Beneath this sentence is a set of records; write each of them out exactly.
::::
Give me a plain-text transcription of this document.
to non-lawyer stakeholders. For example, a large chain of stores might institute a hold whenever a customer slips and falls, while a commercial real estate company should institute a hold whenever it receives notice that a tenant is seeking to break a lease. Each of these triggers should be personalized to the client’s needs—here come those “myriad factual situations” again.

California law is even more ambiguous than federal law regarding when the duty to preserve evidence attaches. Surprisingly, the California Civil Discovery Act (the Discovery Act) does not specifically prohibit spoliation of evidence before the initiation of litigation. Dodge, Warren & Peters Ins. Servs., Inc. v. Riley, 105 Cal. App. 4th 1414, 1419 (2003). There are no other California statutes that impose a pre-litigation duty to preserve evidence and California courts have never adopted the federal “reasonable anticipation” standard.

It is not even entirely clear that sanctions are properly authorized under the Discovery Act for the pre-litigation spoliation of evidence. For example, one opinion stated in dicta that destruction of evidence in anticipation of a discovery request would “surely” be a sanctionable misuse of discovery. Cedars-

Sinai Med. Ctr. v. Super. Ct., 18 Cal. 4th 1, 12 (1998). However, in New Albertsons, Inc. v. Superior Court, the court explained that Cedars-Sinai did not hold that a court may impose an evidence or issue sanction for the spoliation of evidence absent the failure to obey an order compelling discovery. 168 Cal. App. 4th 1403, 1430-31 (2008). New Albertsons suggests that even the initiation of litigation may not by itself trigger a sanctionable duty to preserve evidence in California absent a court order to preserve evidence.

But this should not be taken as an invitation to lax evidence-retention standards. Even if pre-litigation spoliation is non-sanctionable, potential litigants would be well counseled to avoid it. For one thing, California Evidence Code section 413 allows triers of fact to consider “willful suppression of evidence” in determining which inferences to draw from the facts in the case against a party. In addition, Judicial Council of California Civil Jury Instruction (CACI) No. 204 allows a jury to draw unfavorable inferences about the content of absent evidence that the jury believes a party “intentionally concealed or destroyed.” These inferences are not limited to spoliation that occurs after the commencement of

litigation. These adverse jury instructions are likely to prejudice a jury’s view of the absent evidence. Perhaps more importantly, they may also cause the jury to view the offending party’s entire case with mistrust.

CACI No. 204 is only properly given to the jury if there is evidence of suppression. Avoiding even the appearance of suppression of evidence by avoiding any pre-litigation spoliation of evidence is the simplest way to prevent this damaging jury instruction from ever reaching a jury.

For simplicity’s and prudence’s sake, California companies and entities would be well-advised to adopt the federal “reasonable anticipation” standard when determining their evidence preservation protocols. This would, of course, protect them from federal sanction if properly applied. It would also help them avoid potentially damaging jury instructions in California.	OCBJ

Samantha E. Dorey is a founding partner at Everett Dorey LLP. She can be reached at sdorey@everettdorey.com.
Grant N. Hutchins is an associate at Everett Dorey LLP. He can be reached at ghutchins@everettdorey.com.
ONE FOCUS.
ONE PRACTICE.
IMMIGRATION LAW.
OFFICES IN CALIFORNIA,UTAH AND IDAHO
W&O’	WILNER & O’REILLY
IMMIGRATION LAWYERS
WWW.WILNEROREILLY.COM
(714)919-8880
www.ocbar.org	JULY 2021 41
::::
◆ **SOLUTION FOR THIS TASK**
Give me a plain-text transcription of this document.
to non-lawyer stakeholders. For example, a large chain of stores might institute a hold whenever a customer slips and falls, while a commercial real estate company should institute a hold whenever it receives notice that a tenant is seeking to break a lease. Each of these triggers should be personalized to the client’s needs—here come those “myriad factual situations” again.

California law is even more ambiguous than federal law regarding when the duty to preserve evidence attaches. Surprisingly, the California Civil Discovery Act (the Discovery Act) does not specifically prohibit spoliation of evidence before the initiation of litigation. Dodge, Warren & Peters Ins. Servs., Inc. v. Riley, 105 Cal. App. 4th 1414, 1419 (2003). There are no other California statutes that impose a pre-litigation duty to preserve evidence and California courts have never adopted the federal “reasonable anticipation” standard.

It is not even entirely clear that sanctions are properly authorized under the Discovery Act for the pre-litigation spoliation of evidence. For example, one opinion stated in dicta that destruction of evidence in anticipation of a discovery request would “surely” be a sanctionable misuse of discovery. Cedars-

Sinai Med. Ctr. v. Super. Ct., 18 Cal. 4th 1, 12 (1998). However, in New Albertsons, Inc. v. Superior Court, the court explained that Cedars-Sinai did not hold that a court may impose an evidence or issue sanction for the spoliation of evidence absent the failure to obey an order compelling discovery. 168 Cal. App. 4th 1403, 1430-31 (2008). New Albertsons suggests that even the initiation of litigation may not by itself trigger a sanctionable duty to preserve evidence in California absent a court order to preserve evidence.

But this should not be taken as an invitation to lax evidence-retention standards. Even if pre-litigation spoliation is non-sanctionable, potential litigants would be well counseled to avoid it. For one thing, California Evidence Code section 413 allows triers of fact to consider “willful suppression of evidence” in determining which inferences to draw from the facts in the case against a party. In addition, Judicial Council of California Civil Jury Instruction (CACI) No. 204 allows a jury to draw unfavorable inferences about the content of absent evidence that the jury believes a party “intentionally concealed or destroyed.” These inferences are not limited to spoliation that occurs after the commencement of

litigation. These adverse jury instructions are likely to prejudice a jury’s view of the absent evidence. Perhaps more importantly, they may also cause the jury to view the offending party’s entire case with mistrust.

CACI No. 204 is only properly given to the jury if there is evidence of suppression. Avoiding even the appearance of suppression of evidence by avoiding any pre-litigation spoliation of evidence is the simplest way to prevent this damaging jury instruction from ever reaching a jury.

For simplicity’s and prudence’s sake, California companies and entities would be well-advised to adopt the federal “reasonable anticipation” standard when determining their evidence preservation protocols. This would, of course, protect them from federal sanction if properly applied. It would also help them avoid potentially damaging jury instructions in California.	OCBJ

Samantha E. Dorey is a founding partner at Everett Dorey LLP. She can be reached at sdorey@everettdorey.com.
Grant N. Hutchins is an associate at Everett Dorey LLP. He can be reached at ghutchins@everettdorey.com.
ONE FOCUS.
ONE PRACTICE.
IMMIGRATION LAW.
OFFICES IN CALIFORNIA,UTAH AND IDAHO
W&O’	WILNER & O’REILLY
IMMIGRATION LAWYERS
WWW.WILNEROREILLY.COM
(714)919-8880
www.ocbar.org	JULY 2021 41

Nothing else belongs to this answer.